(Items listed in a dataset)

******

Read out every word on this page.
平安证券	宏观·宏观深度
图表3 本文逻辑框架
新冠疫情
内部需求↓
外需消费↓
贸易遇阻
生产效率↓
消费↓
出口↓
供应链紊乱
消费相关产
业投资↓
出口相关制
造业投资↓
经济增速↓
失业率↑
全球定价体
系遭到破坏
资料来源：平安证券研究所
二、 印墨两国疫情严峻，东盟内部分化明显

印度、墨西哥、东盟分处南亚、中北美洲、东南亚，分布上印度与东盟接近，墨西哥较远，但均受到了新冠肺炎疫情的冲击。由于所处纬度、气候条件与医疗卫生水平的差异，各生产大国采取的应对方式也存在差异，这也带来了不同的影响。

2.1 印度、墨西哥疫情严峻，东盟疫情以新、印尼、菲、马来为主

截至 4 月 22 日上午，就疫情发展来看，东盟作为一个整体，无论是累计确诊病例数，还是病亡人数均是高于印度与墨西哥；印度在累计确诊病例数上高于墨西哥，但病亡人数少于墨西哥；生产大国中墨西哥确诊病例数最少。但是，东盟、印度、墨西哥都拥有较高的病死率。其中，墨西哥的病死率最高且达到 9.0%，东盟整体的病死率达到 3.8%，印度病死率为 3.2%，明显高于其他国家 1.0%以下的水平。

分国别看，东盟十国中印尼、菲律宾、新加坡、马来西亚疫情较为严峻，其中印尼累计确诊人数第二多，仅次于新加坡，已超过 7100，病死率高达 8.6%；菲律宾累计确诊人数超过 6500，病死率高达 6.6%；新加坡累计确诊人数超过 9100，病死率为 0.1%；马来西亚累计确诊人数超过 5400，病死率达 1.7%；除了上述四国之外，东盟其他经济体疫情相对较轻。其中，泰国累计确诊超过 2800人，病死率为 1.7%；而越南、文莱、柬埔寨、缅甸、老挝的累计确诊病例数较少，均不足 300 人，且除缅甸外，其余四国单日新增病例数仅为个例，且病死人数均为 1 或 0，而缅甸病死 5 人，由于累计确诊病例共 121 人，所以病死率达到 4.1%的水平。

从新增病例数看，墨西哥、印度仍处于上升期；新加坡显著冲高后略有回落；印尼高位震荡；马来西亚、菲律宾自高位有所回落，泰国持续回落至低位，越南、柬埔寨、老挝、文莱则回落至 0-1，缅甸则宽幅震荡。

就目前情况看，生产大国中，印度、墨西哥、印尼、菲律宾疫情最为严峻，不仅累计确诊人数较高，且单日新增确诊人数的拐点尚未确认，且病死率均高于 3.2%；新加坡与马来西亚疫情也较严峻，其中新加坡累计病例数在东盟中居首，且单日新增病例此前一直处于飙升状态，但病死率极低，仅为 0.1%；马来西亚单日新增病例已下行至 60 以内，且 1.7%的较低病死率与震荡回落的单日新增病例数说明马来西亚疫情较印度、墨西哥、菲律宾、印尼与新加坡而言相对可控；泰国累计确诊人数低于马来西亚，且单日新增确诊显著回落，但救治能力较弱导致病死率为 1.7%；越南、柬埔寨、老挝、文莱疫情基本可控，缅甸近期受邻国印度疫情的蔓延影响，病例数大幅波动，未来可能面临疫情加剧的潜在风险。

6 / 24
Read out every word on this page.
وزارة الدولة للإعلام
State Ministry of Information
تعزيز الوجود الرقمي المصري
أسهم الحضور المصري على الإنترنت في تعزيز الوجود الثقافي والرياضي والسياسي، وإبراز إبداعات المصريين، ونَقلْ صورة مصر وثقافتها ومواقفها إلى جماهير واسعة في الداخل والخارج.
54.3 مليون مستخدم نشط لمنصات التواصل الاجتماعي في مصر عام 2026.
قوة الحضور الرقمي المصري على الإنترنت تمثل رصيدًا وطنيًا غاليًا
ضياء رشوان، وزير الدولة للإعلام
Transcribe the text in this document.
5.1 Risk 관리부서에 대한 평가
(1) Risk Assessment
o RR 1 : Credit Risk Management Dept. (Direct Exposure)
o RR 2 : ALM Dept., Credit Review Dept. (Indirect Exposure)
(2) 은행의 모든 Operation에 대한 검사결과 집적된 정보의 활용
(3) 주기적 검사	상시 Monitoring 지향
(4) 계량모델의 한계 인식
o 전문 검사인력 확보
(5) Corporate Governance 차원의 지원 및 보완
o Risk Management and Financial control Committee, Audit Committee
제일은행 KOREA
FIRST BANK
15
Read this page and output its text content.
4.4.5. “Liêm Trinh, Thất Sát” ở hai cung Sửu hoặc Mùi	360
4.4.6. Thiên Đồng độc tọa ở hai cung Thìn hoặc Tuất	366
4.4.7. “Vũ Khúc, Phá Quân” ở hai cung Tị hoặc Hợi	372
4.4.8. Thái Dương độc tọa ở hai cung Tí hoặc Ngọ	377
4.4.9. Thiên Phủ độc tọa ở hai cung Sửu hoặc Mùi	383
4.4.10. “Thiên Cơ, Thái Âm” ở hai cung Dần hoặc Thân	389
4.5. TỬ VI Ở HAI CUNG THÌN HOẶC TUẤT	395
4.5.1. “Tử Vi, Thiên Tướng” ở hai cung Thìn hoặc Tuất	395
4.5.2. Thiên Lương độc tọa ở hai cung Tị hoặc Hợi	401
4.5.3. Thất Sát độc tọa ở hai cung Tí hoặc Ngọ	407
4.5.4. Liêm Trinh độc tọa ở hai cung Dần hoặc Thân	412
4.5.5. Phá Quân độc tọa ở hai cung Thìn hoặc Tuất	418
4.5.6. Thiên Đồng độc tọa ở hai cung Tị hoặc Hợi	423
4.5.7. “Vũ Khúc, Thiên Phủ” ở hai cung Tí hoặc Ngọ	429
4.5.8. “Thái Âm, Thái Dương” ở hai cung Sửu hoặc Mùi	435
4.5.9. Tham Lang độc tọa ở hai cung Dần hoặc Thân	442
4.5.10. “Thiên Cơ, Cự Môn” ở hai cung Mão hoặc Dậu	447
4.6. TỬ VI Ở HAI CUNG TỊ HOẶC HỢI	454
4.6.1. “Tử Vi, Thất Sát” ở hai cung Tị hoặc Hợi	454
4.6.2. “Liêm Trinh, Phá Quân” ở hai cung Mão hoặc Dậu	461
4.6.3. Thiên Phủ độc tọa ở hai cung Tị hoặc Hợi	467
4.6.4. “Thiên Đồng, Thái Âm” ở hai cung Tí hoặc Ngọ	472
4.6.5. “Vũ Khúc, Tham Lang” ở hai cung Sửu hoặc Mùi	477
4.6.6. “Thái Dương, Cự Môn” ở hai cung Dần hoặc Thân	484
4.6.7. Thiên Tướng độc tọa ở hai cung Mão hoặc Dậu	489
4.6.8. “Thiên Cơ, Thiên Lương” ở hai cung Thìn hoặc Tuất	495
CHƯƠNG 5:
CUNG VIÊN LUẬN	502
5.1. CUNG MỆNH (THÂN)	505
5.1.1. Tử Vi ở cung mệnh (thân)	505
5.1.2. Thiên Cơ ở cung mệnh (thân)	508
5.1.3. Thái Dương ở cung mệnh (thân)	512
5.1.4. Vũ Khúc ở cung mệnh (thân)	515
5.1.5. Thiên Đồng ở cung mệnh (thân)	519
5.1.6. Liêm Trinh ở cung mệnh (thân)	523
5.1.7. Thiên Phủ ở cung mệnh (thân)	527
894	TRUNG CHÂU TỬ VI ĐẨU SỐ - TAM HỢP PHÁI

******

_WHAT IS BEING ASKED_.
Output every record above exactly as it appears.

_REPLY TO THE TASK_.
Read out every word on this page.
平安证券	宏观·宏观深度
图表3 本文逻辑框架
新冠疫情
内部需求↓
外需消费↓
贸易遇阻
生产效率↓
消费↓
出口↓
供应链紊乱
消费相关产
业投资↓
出口相关制
造业投资↓
经济增速↓
失业率↑
全球定价体
系遭到破坏
资料来源：平安证券研究所
二、 印墨两国疫情严峻，东盟内部分化明显

印度、墨西哥、东盟分处南亚、中北美洲、东南亚，分布上印度与东盟接近，墨西哥较远，但均受到了新冠肺炎疫情的冲击。由于所处纬度、气候条件与医疗卫生水平的差异，各生产大国采取的应对方式也存在差异，这也带来了不同的影响。

2.1 印度、墨西哥疫情严峻，东盟疫情以新、印尼、菲、马来为主

截至 4 月 22 日上午，就疫情发展来看，东盟作为一个整体，无论是累计确诊病例数，还是病亡人数均是高于印度与墨西哥；印度在累计确诊病例数上高于墨西哥，但病亡人数少于墨西哥；生产大国中墨西哥确诊病例数最少。但是，东盟、印度、墨西哥都拥有较高的病死率。其中，墨西哥的病死率最高且达到 9.0%，东盟整体的病死率达到 3.8%，印度病死率为 3.2%，明显高于其他国家 1.0%以下的水平。

分国别看，东盟十国中印尼、菲律宾、新加坡、马来西亚疫情较为严峻，其中印尼累计确诊人数第二多，仅次于新加坡，已超过 7100，病死率高达 8.6%；菲律宾累计确诊人数超过 6500，病死率高达 6.6%；新加坡累计确诊人数超过 9100，病死率为 0.1%；马来西亚累计确诊人数超过 5400，病死率达 1.7%；除了上述四国之外，东盟其他经济体疫情相对较轻。其中，泰国累计确诊超过 2800人，病死率为 1.7%；而越南、文莱、柬埔寨、缅甸、老挝的累计确诊病例数较少，均不足 300 人，且除缅甸外，其余四国单日新增病例数仅为个例，且病死人数均为 1 或 0，而缅甸病死 5 人，由于累计确诊病例共 121 人，所以病死率达到 4.1%的水平。

从新增病例数看，墨西哥、印度仍处于上升期；新加坡显著冲高后略有回落；印尼高位震荡；马来西亚、菲律宾自高位有所回落，泰国持续回落至低位，越南、柬埔寨、老挝、文莱则回落至 0-1，缅甸则宽幅震荡。

就目前情况看，生产大国中，印度、墨西哥、印尼、菲律宾疫情最为严峻，不仅累计确诊人数较高，且单日新增确诊人数的拐点尚未确认，且病死率均高于 3.2%；新加坡与马来西亚疫情也较严峻，其中新加坡累计病例数在东盟中居首，且单日新增病例此前一直处于飙升状态，但病死率极低，仅为 0.1%；马来西亚单日新增病例已下行至 60 以内，且 1.7%的较低病死率与震荡回落的单日新增病例数说明马来西亚疫情较印度、墨西哥、菲律宾、印尼与新加坡而言相对可控；泰国累计确诊人数低于马来西亚，且单日新增确诊显著回落，但救治能力较弱导致病死率为 1.7%；越南、柬埔寨、老挝、文莱疫情基本可控，缅甸近期受邻国印度疫情的蔓延影响，病例数大幅波动，未来可能面临疫情加剧的潜在风险。

6 / 24
Read out every word on this page.
وزارة الدولة للإعلام
State Ministry of Information
تعزيز الوجود الرقمي المصري
أسهم الحضور المصري على الإنترنت في تعزيز الوجود الثقافي والرياضي والسياسي، وإبراز إبداعات المصريين، ونَقلْ صورة مصر وثقافتها ومواقفها إلى جماهير واسعة في الداخل والخارج.
54.3 مليون مستخدم نشط لمنصات التواصل الاجتماعي في مصر عام 2026.
قوة الحضور الرقمي المصري على الإنترنت تمثل رصيدًا وطنيًا غاليًا
ضياء رشوان، وزير الدولة للإعلام
Transcribe the text in this document.
5.1 Risk 관리부서에 대한 평가
(1) Risk Assessment
o RR 1 : Credit Risk Management Dept. (Direct Exposure)
o RR 2 : ALM Dept., Credit Review Dept. (Indirect Exposure)
(2) 은행의 모든 Operation에 대한 검사결과 집적된 정보의 활용
(3) 주기적 검사	상시 Monitoring 지향
(4) 계량모델의 한계 인식
o 전문 검사인력 확보
(5) Corporate Governance 차원의 지원 및 보완
o Risk Management and Financial control Committee, Audit Committee
제일은행 KOREA
FIRST BANK
15
Read this page and output its text content.
4.4.5. “Liêm Trinh, Thất Sát” ở hai cung Sửu hoặc Mùi	360
4.4.6. Thiên Đồng độc tọa ở hai cung Thìn hoặc Tuất	366
4.4.7. “Vũ Khúc, Phá Quân” ở hai cung Tị hoặc Hợi	372
4.4.8. Thái Dương độc tọa ở hai cung Tí hoặc Ngọ	377
4.4.9. Thiên Phủ độc tọa ở hai cung Sửu hoặc Mùi	383
4.4.10. “Thiên Cơ, Thái Âm” ở hai cung Dần hoặc Thân	389
4.5. TỬ VI Ở HAI CUNG THÌN HOẶC TUẤT	395
4.5.1. “Tử Vi, Thiên Tướng” ở hai cung Thìn hoặc Tuất	395
4.5.2. Thiên Lương độc tọa ở hai cung Tị hoặc Hợi	401
4.5.3. Thất Sát độc tọa ở hai cung Tí hoặc Ngọ	407
4.5.4. Liêm Trinh độc tọa ở hai cung Dần hoặc Thân	412
4.5.5. Phá Quân độc tọa ở hai cung Thìn hoặc Tuất	418
4.5.6. Thiên Đồng độc tọa ở hai cung Tị hoặc Hợi	423
4.5.7. “Vũ Khúc, Thiên Phủ” ở hai cung Tí hoặc Ngọ	429
4.5.8. “Thái Âm, Thái Dương” ở hai cung Sửu hoặc Mùi	435
4.5.9. Tham Lang độc tọa ở hai cung Dần hoặc Thân	442
4.5.10. “Thiên Cơ, Cự Môn” ở hai cung Mão hoặc Dậu	447
4.6. TỬ VI Ở HAI CUNG TỊ HOẶC HỢI	454
4.6.1. “Tử Vi, Thất Sát” ở hai cung Tị hoặc Hợi	454
4.6.2. “Liêm Trinh, Phá Quân” ở hai cung Mão hoặc Dậu	461
4.6.3. Thiên Phủ độc tọa ở hai cung Tị hoặc Hợi	467
4.6.4. “Thiên Đồng, Thái Âm” ở hai cung Tí hoặc Ngọ	472
4.6.5. “Vũ Khúc, Tham Lang” ở hai cung Sửu hoặc Mùi	477
4.6.6. “Thái Dương, Cự Môn” ở hai cung Dần hoặc Thân	484
4.6.7. Thiên Tướng độc tọa ở hai cung Mão hoặc Dậu	489
4.6.8. “Thiên Cơ, Thiên Lương” ở hai cung Thìn hoặc Tuất	495
CHƯƠNG 5:
CUNG VIÊN LUẬN	502
5.1. CUNG MỆNH (THÂN)	505
5.1.1. Tử Vi ở cung mệnh (thân)	505
5.1.2. Thiên Cơ ở cung mệnh (thân)	508
5.1.3. Thái Dương ở cung mệnh (thân)	512
5.1.4. Vũ Khúc ở cung mệnh (thân)	515
5.1.5. Thiên Đồng ở cung mệnh (thân)	519
5.1.6. Liêm Trinh ở cung mệnh (thân)	523
5.1.7. Thiên Phủ ở cung mệnh (thân)	527
894	TRUNG CHÂU TỬ VI ĐẨU SỐ - TAM HỢP PHÁI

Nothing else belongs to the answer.